* WHAT YOU NEED TO DO *
Return all entries precisely as they stand, without the images.

* RECORD EXCERPTS *
········

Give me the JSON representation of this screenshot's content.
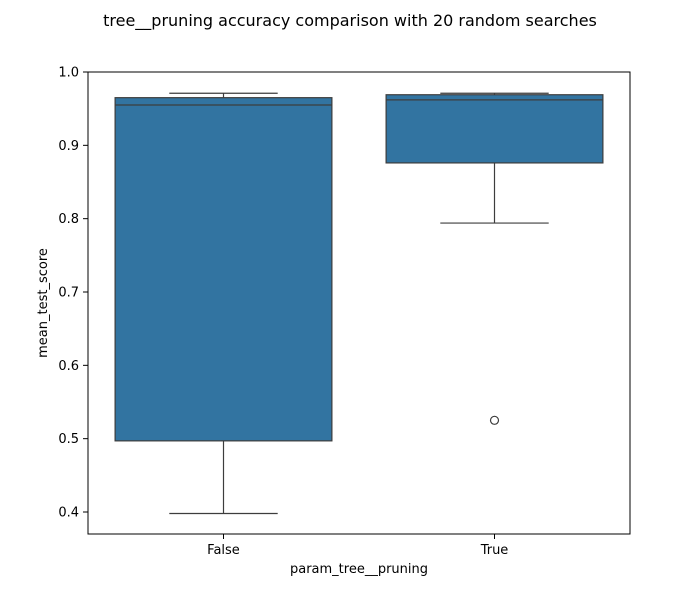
{
  "chart_data": {
    "type": "box",
    "title": "tree__pruning accuracy comparison with 20 random searches",
    "xlabel": "param_tree__pruning",
    "ylabel": "mean_test_score",
    "categories": [
      "False",
      "True"
    ],
    "ylim": [
      0.37,
      1.0
    ],
    "yticks": [
      "0.4",
      "0.5",
      "0.6",
      "0.7",
      "0.8",
      "0.9",
      "1.0"
    ],
    "grid": false,
    "box_color": "#3274a1",
    "line_color": "#3d3d3d",
    "boxes": [
      {
        "category": "False",
        "whisker_low": 0.398,
        "q1": 0.497,
        "median": 0.955,
        "q3": 0.965,
        "whisker_high": 0.971,
        "outliers": []
      },
      {
        "category": "True",
        "whisker_low": 0.794,
        "q1": 0.876,
        "median": 0.962,
        "q3": 0.969,
        "whisker_high": 0.971,
        "outliers": [
          0.525
        ]
      }
    ]
  }
}
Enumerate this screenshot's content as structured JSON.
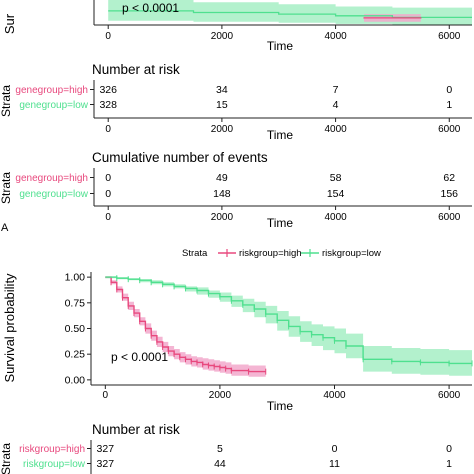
{
  "colors": {
    "high": "#e8497e",
    "low": "#4fe08f",
    "high_band": "#f2a8cb",
    "low_band": "#a6efc4",
    "axis": "#222222"
  },
  "top_panel": {
    "ylabel_fragment": "Sur",
    "pvalue": "p < 0.0001",
    "xlabel": "Time",
    "x_ticks": [
      "0",
      "2000",
      "4000",
      "6000"
    ],
    "number_at_risk": {
      "title": "Number at risk",
      "strata_label": "Strata",
      "xlabel": "Time",
      "x_ticks": [
        "0",
        "2000",
        "4000",
        "6000"
      ],
      "rows": [
        {
          "label": "genegroup=high",
          "group": "high",
          "values": [
            "326",
            "34",
            "7",
            "0"
          ]
        },
        {
          "label": "genegroup=low",
          "group": "low",
          "values": [
            "328",
            "15",
            "4",
            "1"
          ]
        }
      ]
    },
    "cumulative_events": {
      "title": "Cumulative number of events",
      "strata_label": "Strata",
      "xlabel": "Time",
      "x_ticks": [
        "0",
        "2000",
        "4000",
        "6000"
      ],
      "rows": [
        {
          "label": "genegroup=high",
          "group": "high",
          "values": [
            "0",
            "49",
            "58",
            "62"
          ]
        },
        {
          "label": "genegroup=low",
          "group": "low",
          "values": [
            "0",
            "148",
            "154",
            "156"
          ]
        }
      ]
    }
  },
  "panel_label": "A",
  "bottom_panel": {
    "legend": {
      "title": "Strata",
      "items": [
        {
          "label": "riskgroup=high",
          "group": "high"
        },
        {
          "label": "riskgroup=low",
          "group": "low"
        }
      ]
    },
    "ylabel": "Survival probability",
    "pvalue": "p < 0.0001",
    "xlabel": "Time",
    "number_at_risk": {
      "title": "Number at risk",
      "strata_label": "Strata",
      "rows": [
        {
          "label": "riskgroup=high",
          "group": "high",
          "values": [
            "327",
            "5",
            "0",
            "0"
          ]
        },
        {
          "label": "riskgroup=low",
          "group": "low",
          "values": [
            "327",
            "44",
            "11",
            "1"
          ]
        }
      ]
    }
  },
  "chart_data": [
    {
      "type": "line",
      "xlabel": "Time",
      "ylabel": "Sur",
      "xlim": [
        -250,
        6400
      ],
      "ylim": [
        -0.03,
        0.2
      ],
      "x_ticks": [
        0,
        2000,
        4000,
        6000
      ],
      "series": [
        {
          "name": "genegroup=low",
          "group": "low",
          "x": [
            0,
            1500,
            3000,
            4000,
            5000,
            6400
          ],
          "y": [
            0.1,
            0.085,
            0.07,
            0.055,
            0.04,
            0.04
          ],
          "lower": [
            0.01,
            0.0,
            -0.01,
            -0.02,
            -0.03,
            -0.03
          ],
          "upper": [
            0.2,
            0.18,
            0.16,
            0.14,
            0.13,
            0.13
          ]
        },
        {
          "name": "genegroup=high",
          "group": "high",
          "x": [
            4500,
            4500,
            5000,
            5500
          ],
          "y": [
            0.04,
            0.035,
            0.035,
            0.03
          ],
          "lower": [
            0.0,
            0.0,
            0.0,
            0.0
          ],
          "upper": [
            0.07,
            0.07,
            0.07,
            0.07
          ]
        }
      ]
    },
    {
      "type": "line",
      "xlabel": "Time",
      "ylabel": "Survival probability",
      "xlim": [
        -250,
        6400
      ],
      "ylim": [
        -0.05,
        1.05
      ],
      "x_ticks": [
        0,
        2000,
        4000,
        6000
      ],
      "y_ticks": [
        0.0,
        0.25,
        0.5,
        0.75,
        1.0
      ],
      "y_tick_labels": [
        "0.00",
        "0.25",
        "0.50",
        "0.75",
        "1.00"
      ],
      "series": [
        {
          "name": "riskgroup=high",
          "group": "high",
          "x": [
            0,
            100,
            200,
            300,
            400,
            500,
            600,
            700,
            800,
            900,
            1000,
            1100,
            1200,
            1300,
            1400,
            1500,
            1600,
            1700,
            1800,
            1900,
            2000,
            2100,
            2200,
            2500,
            2800
          ],
          "y": [
            1.0,
            0.95,
            0.88,
            0.8,
            0.72,
            0.65,
            0.57,
            0.5,
            0.43,
            0.37,
            0.32,
            0.28,
            0.25,
            0.22,
            0.2,
            0.18,
            0.17,
            0.15,
            0.14,
            0.13,
            0.12,
            0.11,
            0.09,
            0.08,
            0.08
          ],
          "lower": [
            0.99,
            0.93,
            0.85,
            0.77,
            0.68,
            0.61,
            0.53,
            0.45,
            0.38,
            0.32,
            0.27,
            0.23,
            0.2,
            0.17,
            0.15,
            0.13,
            0.12,
            0.1,
            0.09,
            0.08,
            0.07,
            0.06,
            0.04,
            0.03,
            0.03
          ],
          "upper": [
            1.0,
            0.97,
            0.91,
            0.84,
            0.76,
            0.69,
            0.61,
            0.55,
            0.48,
            0.42,
            0.37,
            0.33,
            0.3,
            0.27,
            0.25,
            0.23,
            0.22,
            0.21,
            0.2,
            0.19,
            0.18,
            0.17,
            0.15,
            0.14,
            0.14
          ]
        },
        {
          "name": "riskgroup=low",
          "group": "low",
          "x": [
            0,
            200,
            400,
            600,
            800,
            1000,
            1200,
            1400,
            1600,
            1800,
            2000,
            2200,
            2400,
            2600,
            2800,
            3000,
            3200,
            3400,
            3600,
            3800,
            4000,
            4200,
            4500,
            5000,
            5500,
            6000,
            6400
          ],
          "y": [
            1.0,
            0.99,
            0.98,
            0.97,
            0.95,
            0.93,
            0.91,
            0.89,
            0.87,
            0.84,
            0.81,
            0.77,
            0.73,
            0.69,
            0.64,
            0.58,
            0.52,
            0.47,
            0.44,
            0.41,
            0.38,
            0.33,
            0.2,
            0.18,
            0.17,
            0.16,
            0.16
          ],
          "lower": [
            0.99,
            0.98,
            0.97,
            0.95,
            0.93,
            0.91,
            0.89,
            0.86,
            0.83,
            0.8,
            0.76,
            0.71,
            0.66,
            0.61,
            0.55,
            0.48,
            0.42,
            0.37,
            0.33,
            0.29,
            0.26,
            0.21,
            0.08,
            0.06,
            0.05,
            0.04,
            0.04
          ],
          "upper": [
            1.0,
            1.0,
            0.99,
            0.98,
            0.97,
            0.95,
            0.93,
            0.91,
            0.9,
            0.87,
            0.85,
            0.82,
            0.79,
            0.76,
            0.72,
            0.67,
            0.62,
            0.57,
            0.54,
            0.52,
            0.5,
            0.45,
            0.33,
            0.31,
            0.3,
            0.29,
            0.29
          ]
        }
      ]
    }
  ]
}
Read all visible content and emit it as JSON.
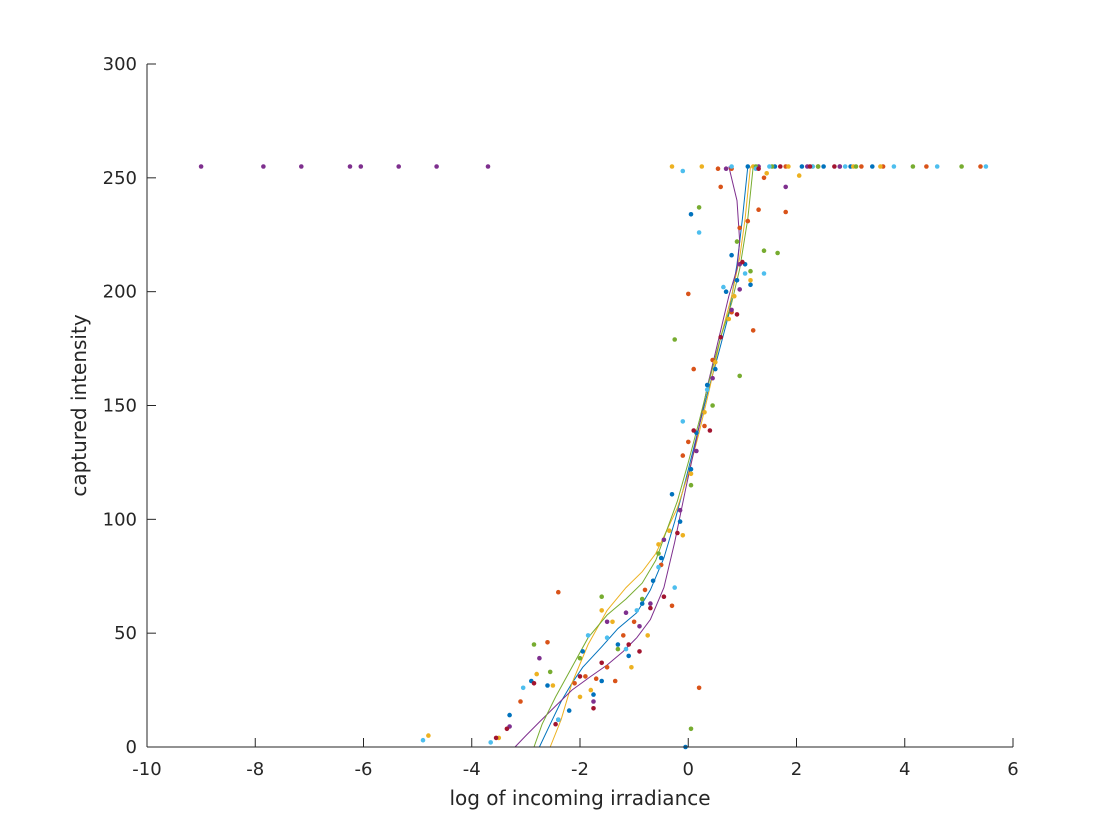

········

* TASK RESPONSE *
Give me the JSON representation of this screenshot's content.
{
  "chart_data": {
    "type": "box",
    "title": "tree__pruning accuracy comparison with 20 random searches",
    "xlabel": "param_tree__pruning",
    "ylabel": "mean_test_score",
    "categories": [
      "False",
      "True"
    ],
    "ylim": [
      0.37,
      1.0
    ],
    "yticks": [
      "0.4",
      "0.5",
      "0.6",
      "0.7",
      "0.8",
      "0.9",
      "1.0"
    ],
    "grid": false,
    "box_color": "#3274a1",
    "line_color": "#3d3d3d",
    "boxes": [
      {
        "category": "False",
        "whisker_low": 0.398,
        "q1": 0.497,
        "median": 0.955,
        "q3": 0.965,
        "whisker_high": 0.971,
        "outliers": []
      },
      {
        "category": "True",
        "whisker_low": 0.794,
        "q1": 0.876,
        "median": 0.962,
        "q3": 0.969,
        "whisker_high": 0.971,
        "outliers": [
          0.525
        ]
      }
    ]
  }
}
Enumerate this screenshot's content as structured JSON.
{
  "colors": {
    "high": "#e8497e",
    "low": "#4fe08f",
    "high_band": "#f2a8cb",
    "low_band": "#a6efc4",
    "axis": "#222222"
  },
  "top_panel": {
    "ylabel_fragment": "Sur",
    "pvalue": "p < 0.0001",
    "xlabel": "Time",
    "x_ticks": [
      "0",
      "2000",
      "4000",
      "6000"
    ],
    "number_at_risk": {
      "title": "Number at risk",
      "strata_label": "Strata",
      "xlabel": "Time",
      "x_ticks": [
        "0",
        "2000",
        "4000",
        "6000"
      ],
      "rows": [
        {
          "label": "genegroup=high",
          "group": "high",
          "values": [
            "326",
            "34",
            "7",
            "0"
          ]
        },
        {
          "label": "genegroup=low",
          "group": "low",
          "values": [
            "328",
            "15",
            "4",
            "1"
          ]
        }
      ]
    },
    "cumulative_events": {
      "title": "Cumulative number of events",
      "strata_label": "Strata",
      "xlabel": "Time",
      "x_ticks": [
        "0",
        "2000",
        "4000",
        "6000"
      ],
      "rows": [
        {
          "label": "genegroup=high",
          "group": "high",
          "values": [
            "0",
            "49",
            "58",
            "62"
          ]
        },
        {
          "label": "genegroup=low",
          "group": "low",
          "values": [
            "0",
            "148",
            "154",
            "156"
          ]
        }
      ]
    }
  },
  "panel_label": "A",
  "bottom_panel": {
    "legend": {
      "title": "Strata",
      "items": [
        {
          "label": "riskgroup=high",
          "group": "high"
        },
        {
          "label": "riskgroup=low",
          "group": "low"
        }
      ]
    },
    "ylabel": "Survival probability",
    "pvalue": "p < 0.0001",
    "xlabel": "Time",
    "number_at_risk": {
      "title": "Number at risk",
      "strata_label": "Strata",
      "rows": [
        {
          "label": "riskgroup=high",
          "group": "high",
          "values": [
            "327",
            "5",
            "0",
            "0"
          ]
        },
        {
          "label": "riskgroup=low",
          "group": "low",
          "values": [
            "327",
            "44",
            "11",
            "1"
          ]
        }
      ]
    }
  },
  "chart_data": [
    {
      "type": "line",
      "xlabel": "Time",
      "ylabel": "Sur",
      "xlim": [
        -250,
        6400
      ],
      "ylim": [
        -0.03,
        0.2
      ],
      "x_ticks": [
        0,
        2000,
        4000,
        6000
      ],
      "series": [
        {
          "name": "genegroup=low",
          "group": "low",
          "x": [
            0,
            1500,
            3000,
            4000,
            5000,
            6400
          ],
          "y": [
            0.1,
            0.085,
            0.07,
            0.055,
            0.04,
            0.04
          ],
          "lower": [
            0.01,
            0.0,
            -0.01,
            -0.02,
            -0.03,
            -0.03
          ],
          "upper": [
            0.2,
            0.18,
            0.16,
            0.14,
            0.13,
            0.13
          ]
        },
        {
          "name": "genegroup=high",
          "group": "high",
          "x": [
            4500,
            4500,
            5000,
            5500
          ],
          "y": [
            0.04,
            0.035,
            0.035,
            0.03
          ],
          "lower": [
            0.0,
            0.0,
            0.0,
            0.0
          ],
          "upper": [
            0.07,
            0.07,
            0.07,
            0.07
          ]
        }
      ]
    },
    {
      "type": "line",
      "xlabel": "Time",
      "ylabel": "Survival probability",
      "xlim": [
        -250,
        6400
      ],
      "ylim": [
        -0.05,
        1.05
      ],
      "x_ticks": [
        0,
        2000,
        4000,
        6000
      ],
      "y_ticks": [
        0.0,
        0.25,
        0.5,
        0.75,
        1.0
      ],
      "y_tick_labels": [
        "0.00",
        "0.25",
        "0.50",
        "0.75",
        "1.00"
      ],
      "series": [
        {
          "name": "riskgroup=high",
          "group": "high",
          "x": [
            0,
            100,
            200,
            300,
            400,
            500,
            600,
            700,
            800,
            900,
            1000,
            1100,
            1200,
            1300,
            1400,
            1500,
            1600,
            1700,
            1800,
            1900,
            2000,
            2100,
            2200,
            2500,
            2800
          ],
          "y": [
            1.0,
            0.95,
            0.88,
            0.8,
            0.72,
            0.65,
            0.57,
            0.5,
            0.43,
            0.37,
            0.32,
            0.28,
            0.25,
            0.22,
            0.2,
            0.18,
            0.17,
            0.15,
            0.14,
            0.13,
            0.12,
            0.11,
            0.09,
            0.08,
            0.08
          ],
          "lower": [
            0.99,
            0.93,
            0.85,
            0.77,
            0.68,
            0.61,
            0.53,
            0.45,
            0.38,
            0.32,
            0.27,
            0.23,
            0.2,
            0.17,
            0.15,
            0.13,
            0.12,
            0.1,
            0.09,
            0.08,
            0.07,
            0.06,
            0.04,
            0.03,
            0.03
          ],
          "upper": [
            1.0,
            0.97,
            0.91,
            0.84,
            0.76,
            0.69,
            0.61,
            0.55,
            0.48,
            0.42,
            0.37,
            0.33,
            0.3,
            0.27,
            0.25,
            0.23,
            0.22,
            0.21,
            0.2,
            0.19,
            0.18,
            0.17,
            0.15,
            0.14,
            0.14
          ]
        },
        {
          "name": "riskgroup=low",
          "group": "low",
          "x": [
            0,
            200,
            400,
            600,
            800,
            1000,
            1200,
            1400,
            1600,
            1800,
            2000,
            2200,
            2400,
            2600,
            2800,
            3000,
            3200,
            3400,
            3600,
            3800,
            4000,
            4200,
            4500,
            5000,
            5500,
            6000,
            6400
          ],
          "y": [
            1.0,
            0.99,
            0.98,
            0.97,
            0.95,
            0.93,
            0.91,
            0.89,
            0.87,
            0.84,
            0.81,
            0.77,
            0.73,
            0.69,
            0.64,
            0.58,
            0.52,
            0.47,
            0.44,
            0.41,
            0.38,
            0.33,
            0.2,
            0.18,
            0.17,
            0.16,
            0.16
          ],
          "lower": [
            0.99,
            0.98,
            0.97,
            0.95,
            0.93,
            0.91,
            0.89,
            0.86,
            0.83,
            0.8,
            0.76,
            0.71,
            0.66,
            0.61,
            0.55,
            0.48,
            0.42,
            0.37,
            0.33,
            0.29,
            0.26,
            0.21,
            0.08,
            0.06,
            0.05,
            0.04,
            0.04
          ],
          "upper": [
            1.0,
            1.0,
            0.99,
            0.98,
            0.97,
            0.95,
            0.93,
            0.91,
            0.9,
            0.87,
            0.85,
            0.82,
            0.79,
            0.76,
            0.72,
            0.67,
            0.62,
            0.57,
            0.54,
            0.52,
            0.5,
            0.45,
            0.33,
            0.31,
            0.3,
            0.29,
            0.29
          ]
        }
      ]
    }
  ]
}
Read all visible content and emit it as JSON.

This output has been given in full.